→ Задание 1: Как, согласно отрывку о последних месяцах Пушкина, наши предки называли внезапную смерть?
→ Задание 2: Согласуются ли с отрывком о последних месяцах Пушкина следующие утверждения: (a) Пушкин заставил Дантеса жениться на Е. Н. Гончаровой; (b) мужские поступки принесли Пушкину освобождение; (c) 23 января Пушкин допрашивал царя? На каждое ответьте «да» или «нет» и приведите решающие слова текста в точной цитате.

Человек, не сознающий своей духовной нищеты, не отчаивающийся по временам в своем спасении, – такой человек, очевидно, не нуждается и в Спасителе. Такие люди часто умирают неожиданно и быстро – легко умирают и без запинки переходят от смерти духовной к смерти физической. (Вы, может быть, слышали о том, что внезапную смерть, которую мы сегодня называем скоропостижной и которой нередко завидуем, наши нецивилизованные предки называли «наглой смертью» и признавали ее верхом человеческого неблагополучия.)
Тому, чья душа не до конца усыплена и связана, смерть посылается порою трудная. Такому человеку Бог может открыть перед концом духовное зрение – тогда умирающий человек видит не то, что ему хочется видеть и к чему он привык, а то, что есть. И в этом – последняя Божья милость к умирающему, но хрупкое человеческое естество воспринимает эту милость как богооставленность, как сплошной ужас. Страшно просыпаться над бездной, страшно смотреть в упор на вечное зло, которое сам приблизил к себе, которому достаточно послужил в течение жизни. Кто-то буйствует в эти минуты, кто-то требует помощи от близких, мучая их, кто-то впадает в прострацию. Кто-то вспоминает о Боге, просит у Него милости – и получает ее.
«Связан многими пленицами грехов», ощутив на всех своих путях страшную сеть, Пушкин не медлит ни секунды – Пушкин начинает действовать. Как чистокровный арабский скакун, обнаруживший вдруг заскорузлый хомут на плечах, а за плечами – обледеневшую бочку с нечистотами и сонного золотаря, Пушкин раздает направо и налево молниеносные, разящие удары. Уму непостижимо, какие завалы зла успевает он разметать за эти полгода, какие горы лжи умудряется своротить! Он заставляет Дантеса жениться на Е. Н. Гончаровой; он находит подлое гнездо, из которого вылетела на свет анонимка, и подготавливает достойную контрмину; казенный долг связывает ему руки – Пушкин требует от казны принять в уплату долга одно из своих имений; мало ему Канкрина – Пушкин и самого царя загоняет в угол 23 января, дерзко его допрашивает – и вырывает у русского царя те сведения, которых ему не хватало для полноты картины.
Но мужские поступки не приносят Пушкину освобождения.
Хуже того – вся эта судорожная активность привлекает внимание стервятников. Судорожные движения выдают шакалам и гиенам то место, где бьется в сетях погибающий человек. Анонимщики и подлечившие сифилис кавалергарды, дочери Вяземского и Карамзина вместе с посетителями своих салонов, голландские посланники-содомиты, писаки русские толпой (в их числе особенно заметны будущие, еще не родившиеся, «великие пушкинисты») собираются в группы, стягивают кольцо, нервно облизываются, сучат хвостами… Они терпят. Они знают, что жертва увязла прочно. Они ждут.

→ Предоставленные данные:

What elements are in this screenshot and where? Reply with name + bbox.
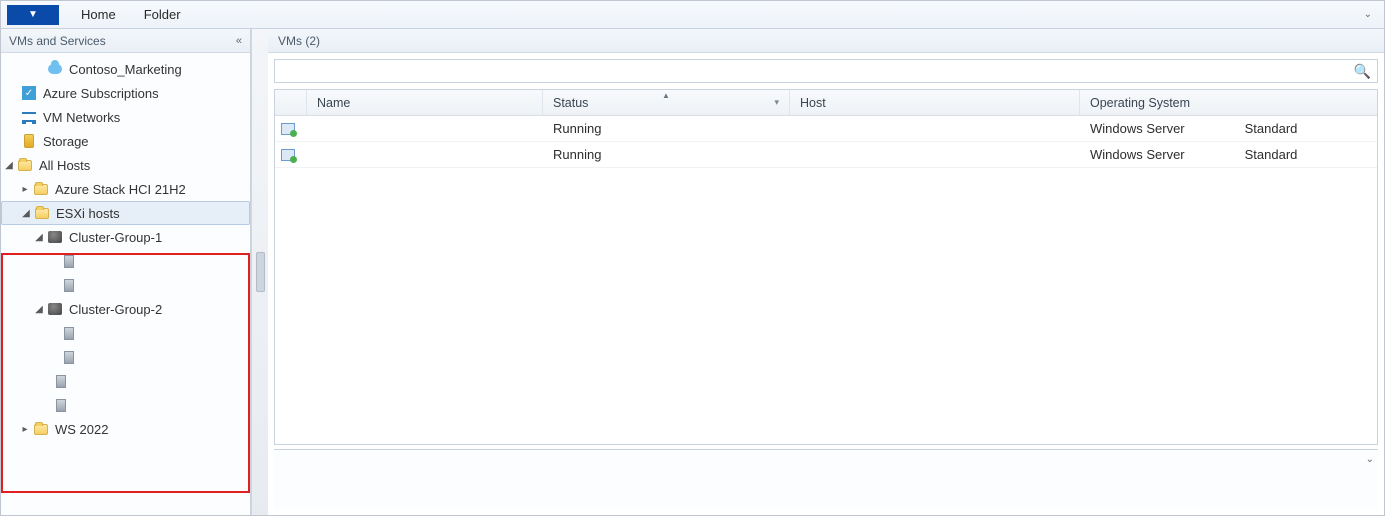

→ Полный ответ 1: Они называли её «наглой смертью».

→ Полный ответ 2:
(a) Да: «Он заставляет Дантеса жениться на Е. Н. Гончаровой».
(b) Нет: «Но мужские поступки не приносят Пушкину освобождения».
(c) Да: «Пушкин и самого царя загоняет в угол 23 января, дерзко его допрашивает».